**Figure data in JSON**
• • • • • • •

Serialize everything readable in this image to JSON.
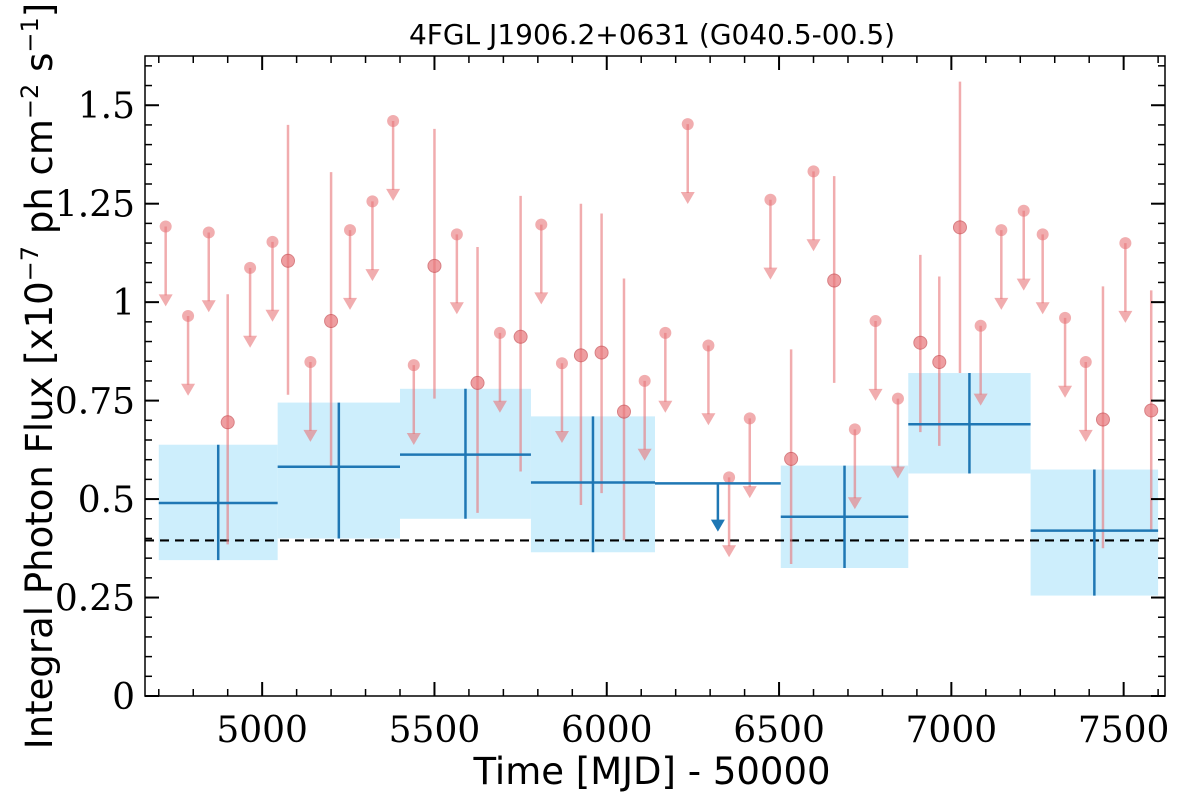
{
  "chart_data": {
    "type": "scatter",
    "title": "4FGL J1906.2+0631 (G040.5-00.5)",
    "xlabel": "Time [MJD] - 50000",
    "ylabel": "Integral Photon Flux [x10",
    "ylabel_exp1": "−7",
    "ylabel_mid": " ph cm",
    "ylabel_exp2": "−2",
    "ylabel_mid2": " s",
    "ylabel_exp3": "−1",
    "ylabel_end": "]",
    "xlim": [
      4660,
      7620
    ],
    "ylim": [
      0,
      1.625
    ],
    "xticks": [
      5000,
      5500,
      6000,
      6500,
      7000,
      7500
    ],
    "xtick_labels": [
      "5000",
      "5500",
      "6000",
      "6500",
      "7000",
      "7500"
    ],
    "yticks": [
      0,
      0.25,
      0.5,
      0.75,
      1,
      1.25,
      1.5
    ],
    "ytick_labels": [
      "0",
      "0.25",
      "0.5",
      "0.75",
      "1",
      "1.25",
      "1.5"
    ],
    "reference_line": 0.395,
    "colors": {
      "short_bin": "#e8767a",
      "long_bin": "#1f77b4",
      "long_band": "#cdeefc",
      "reference": "#000000"
    },
    "series": [
      {
        "kind": "short-bins",
        "detections": [
          {
            "x": 4900,
            "y": 0.695,
            "lo": 0.385,
            "hi": 1.02
          },
          {
            "x": 5075,
            "y": 1.105,
            "lo": 0.765,
            "hi": 1.45
          },
          {
            "x": 5200,
            "y": 0.952,
            "lo": 0.58,
            "hi": 1.33
          },
          {
            "x": 5500,
            "y": 1.092,
            "lo": 0.755,
            "hi": 1.44
          },
          {
            "x": 5625,
            "y": 0.795,
            "lo": 0.465,
            "hi": 1.14
          },
          {
            "x": 5750,
            "y": 0.912,
            "lo": 0.57,
            "hi": 1.27
          },
          {
            "x": 5925,
            "y": 0.865,
            "lo": 0.485,
            "hi": 1.25
          },
          {
            "x": 5985,
            "y": 0.872,
            "lo": 0.515,
            "hi": 1.225
          },
          {
            "x": 6050,
            "y": 0.722,
            "lo": 0.395,
            "hi": 1.06
          },
          {
            "x": 6535,
            "y": 0.602,
            "lo": 0.335,
            "hi": 0.88
          },
          {
            "x": 6660,
            "y": 1.055,
            "lo": 0.795,
            "hi": 1.32
          },
          {
            "x": 6910,
            "y": 0.897,
            "lo": 0.67,
            "hi": 1.12
          },
          {
            "x": 6965,
            "y": 0.848,
            "lo": 0.635,
            "hi": 1.065
          },
          {
            "x": 7025,
            "y": 1.19,
            "lo": 0.82,
            "hi": 1.56
          },
          {
            "x": 7440,
            "y": 0.702,
            "lo": 0.375,
            "hi": 1.04
          },
          {
            "x": 7580,
            "y": 0.725,
            "lo": 0.42,
            "hi": 1.03
          }
        ],
        "upper_limits": [
          {
            "x": 4720,
            "y": 1.192
          },
          {
            "x": 4785,
            "y": 0.965
          },
          {
            "x": 4845,
            "y": 1.177
          },
          {
            "x": 4965,
            "y": 1.087
          },
          {
            "x": 5030,
            "y": 1.153
          },
          {
            "x": 5140,
            "y": 0.848
          },
          {
            "x": 5255,
            "y": 1.183
          },
          {
            "x": 5320,
            "y": 1.256
          },
          {
            "x": 5380,
            "y": 1.46
          },
          {
            "x": 5440,
            "y": 0.84
          },
          {
            "x": 5565,
            "y": 1.172
          },
          {
            "x": 5690,
            "y": 0.922
          },
          {
            "x": 5810,
            "y": 1.197
          },
          {
            "x": 5870,
            "y": 0.845
          },
          {
            "x": 6110,
            "y": 0.8
          },
          {
            "x": 6170,
            "y": 0.922
          },
          {
            "x": 6235,
            "y": 1.452
          },
          {
            "x": 6295,
            "y": 0.89
          },
          {
            "x": 6355,
            "y": 0.555
          },
          {
            "x": 6415,
            "y": 0.705
          },
          {
            "x": 6475,
            "y": 1.26
          },
          {
            "x": 6600,
            "y": 1.332
          },
          {
            "x": 6720,
            "y": 0.677
          },
          {
            "x": 6780,
            "y": 0.952
          },
          {
            "x": 6845,
            "y": 0.755
          },
          {
            "x": 7085,
            "y": 0.94
          },
          {
            "x": 7145,
            "y": 1.183
          },
          {
            "x": 7210,
            "y": 1.232
          },
          {
            "x": 7265,
            "y": 1.172
          },
          {
            "x": 7330,
            "y": 0.96
          },
          {
            "x": 7390,
            "y": 0.848
          },
          {
            "x": 7505,
            "y": 1.15
          }
        ]
      },
      {
        "kind": "long-bins",
        "detections": [
          {
            "x0": 4700,
            "x1": 5045,
            "y": 0.49,
            "lo": 0.345,
            "hi": 0.638
          },
          {
            "x0": 5045,
            "x1": 5400,
            "y": 0.582,
            "lo": 0.4,
            "hi": 0.745
          },
          {
            "x0": 5400,
            "x1": 5780,
            "y": 0.613,
            "lo": 0.45,
            "hi": 0.78
          },
          {
            "x0": 5780,
            "x1": 6140,
            "y": 0.542,
            "lo": 0.365,
            "hi": 0.71
          },
          {
            "x0": 6505,
            "x1": 6875,
            "y": 0.455,
            "lo": 0.325,
            "hi": 0.585
          },
          {
            "x0": 6875,
            "x1": 7230,
            "y": 0.69,
            "lo": 0.565,
            "hi": 0.82
          },
          {
            "x0": 7230,
            "x1": 7600,
            "y": 0.42,
            "lo": 0.255,
            "hi": 0.575
          }
        ],
        "upper_limits": [
          {
            "x0": 6140,
            "x1": 6505,
            "y": 0.54
          }
        ]
      }
    ]
  }
}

• • • • • • •

**What is asked**
Leave out all pictures, then copy the remaining material exactly.

**Result for this exercise**
Serialize everything readable in this image to JSON.
{
  "chart_data": {
    "type": "scatter",
    "title": "4FGL J1906.2+0631 (G040.5-00.5)",
    "xlabel": "Time [MJD] - 50000",
    "ylabel": "Integral Photon Flux [x10",
    "ylabel_exp1": "−7",
    "ylabel_mid": " ph cm",
    "ylabel_exp2": "−2",
    "ylabel_mid2": " s",
    "ylabel_exp3": "−1",
    "ylabel_end": "]",
    "xlim": [
      4660,
      7620
    ],
    "ylim": [
      0,
      1.625
    ],
    "xticks": [
      5000,
      5500,
      6000,
      6500,
      7000,
      7500
    ],
    "xtick_labels": [
      "5000",
      "5500",
      "6000",
      "6500",
      "7000",
      "7500"
    ],
    "yticks": [
      0,
      0.25,
      0.5,
      0.75,
      1,
      1.25,
      1.5
    ],
    "ytick_labels": [
      "0",
      "0.25",
      "0.5",
      "0.75",
      "1",
      "1.25",
      "1.5"
    ],
    "reference_line": 0.395,
    "colors": {
      "short_bin": "#e8767a",
      "long_bin": "#1f77b4",
      "long_band": "#cdeefc",
      "reference": "#000000"
    },
    "series": [
      {
        "kind": "short-bins",
        "detections": [
          {
            "x": 4900,
            "y": 0.695,
            "lo": 0.385,
            "hi": 1.02
          },
          {
            "x": 5075,
            "y": 1.105,
            "lo": 0.765,
            "hi": 1.45
          },
          {
            "x": 5200,
            "y": 0.952,
            "lo": 0.58,
            "hi": 1.33
          },
          {
            "x": 5500,
            "y": 1.092,
            "lo": 0.755,
            "hi": 1.44
          },
          {
            "x": 5625,
            "y": 0.795,
            "lo": 0.465,
            "hi": 1.14
          },
          {
            "x": 5750,
            "y": 0.912,
            "lo": 0.57,
            "hi": 1.27
          },
          {
            "x": 5925,
            "y": 0.865,
            "lo": 0.485,
            "hi": 1.25
          },
          {
            "x": 5985,
            "y": 0.872,
            "lo": 0.515,
            "hi": 1.225
          },
          {
            "x": 6050,
            "y": 0.722,
            "lo": 0.395,
            "hi": 1.06
          },
          {
            "x": 6535,
            "y": 0.602,
            "lo": 0.335,
            "hi": 0.88
          },
          {
            "x": 6660,
            "y": 1.055,
            "lo": 0.795,
            "hi": 1.32
          },
          {
            "x": 6910,
            "y": 0.897,
            "lo": 0.67,
            "hi": 1.12
          },
          {
            "x": 6965,
            "y": 0.848,
            "lo": 0.635,
            "hi": 1.065
          },
          {
            "x": 7025,
            "y": 1.19,
            "lo": 0.82,
            "hi": 1.56
          },
          {
            "x": 7440,
            "y": 0.702,
            "lo": 0.375,
            "hi": 1.04
          },
          {
            "x": 7580,
            "y": 0.725,
            "lo": 0.42,
            "hi": 1.03
          }
        ],
        "upper_limits": [
          {
            "x": 4720,
            "y": 1.192
          },
          {
            "x": 4785,
            "y": 0.965
          },
          {
            "x": 4845,
            "y": 1.177
          },
          {
            "x": 4965,
            "y": 1.087
          },
          {
            "x": 5030,
            "y": 1.153
          },
          {
            "x": 5140,
            "y": 0.848
          },
          {
            "x": 5255,
            "y": 1.183
          },
          {
            "x": 5320,
            "y": 1.256
          },
          {
            "x": 5380,
            "y": 1.46
          },
          {
            "x": 5440,
            "y": 0.84
          },
          {
            "x": 5565,
            "y": 1.172
          },
          {
            "x": 5690,
            "y": 0.922
          },
          {
            "x": 5810,
            "y": 1.197
          },
          {
            "x": 5870,
            "y": 0.845
          },
          {
            "x": 6110,
            "y": 0.8
          },
          {
            "x": 6170,
            "y": 0.922
          },
          {
            "x": 6235,
            "y": 1.452
          },
          {
            "x": 6295,
            "y": 0.89
          },
          {
            "x": 6355,
            "y": 0.555
          },
          {
            "x": 6415,
            "y": 0.705
          },
          {
            "x": 6475,
            "y": 1.26
          },
          {
            "x": 6600,
            "y": 1.332
          },
          {
            "x": 6720,
            "y": 0.677
          },
          {
            "x": 6780,
            "y": 0.952
          },
          {
            "x": 6845,
            "y": 0.755
          },
          {
            "x": 7085,
            "y": 0.94
          },
          {
            "x": 7145,
            "y": 1.183
          },
          {
            "x": 7210,
            "y": 1.232
          },
          {
            "x": 7265,
            "y": 1.172
          },
          {
            "x": 7330,
            "y": 0.96
          },
          {
            "x": 7390,
            "y": 0.848
          },
          {
            "x": 7505,
            "y": 1.15
          }
        ]
      },
      {
        "kind": "long-bins",
        "detections": [
          {
            "x0": 4700,
            "x1": 5045,
            "y": 0.49,
            "lo": 0.345,
            "hi": 0.638
          },
          {
            "x0": 5045,
            "x1": 5400,
            "y": 0.582,
            "lo": 0.4,
            "hi": 0.745
          },
          {
            "x0": 5400,
            "x1": 5780,
            "y": 0.613,
            "lo": 0.45,
            "hi": 0.78
          },
          {
            "x0": 5780,
            "x1": 6140,
            "y": 0.542,
            "lo": 0.365,
            "hi": 0.71
          },
          {
            "x0": 6505,
            "x1": 6875,
            "y": 0.455,
            "lo": 0.325,
            "hi": 0.585
          },
          {
            "x0": 6875,
            "x1": 7230,
            "y": 0.69,
            "lo": 0.565,
            "hi": 0.82
          },
          {
            "x0": 7230,
            "x1": 7600,
            "y": 0.42,
            "lo": 0.255,
            "hi": 0.575
          }
        ],
        "upper_limits": [
          {
            "x0": 6140,
            "x1": 6505,
            "y": 0.54
          }
        ]
      }
    ]
  }
}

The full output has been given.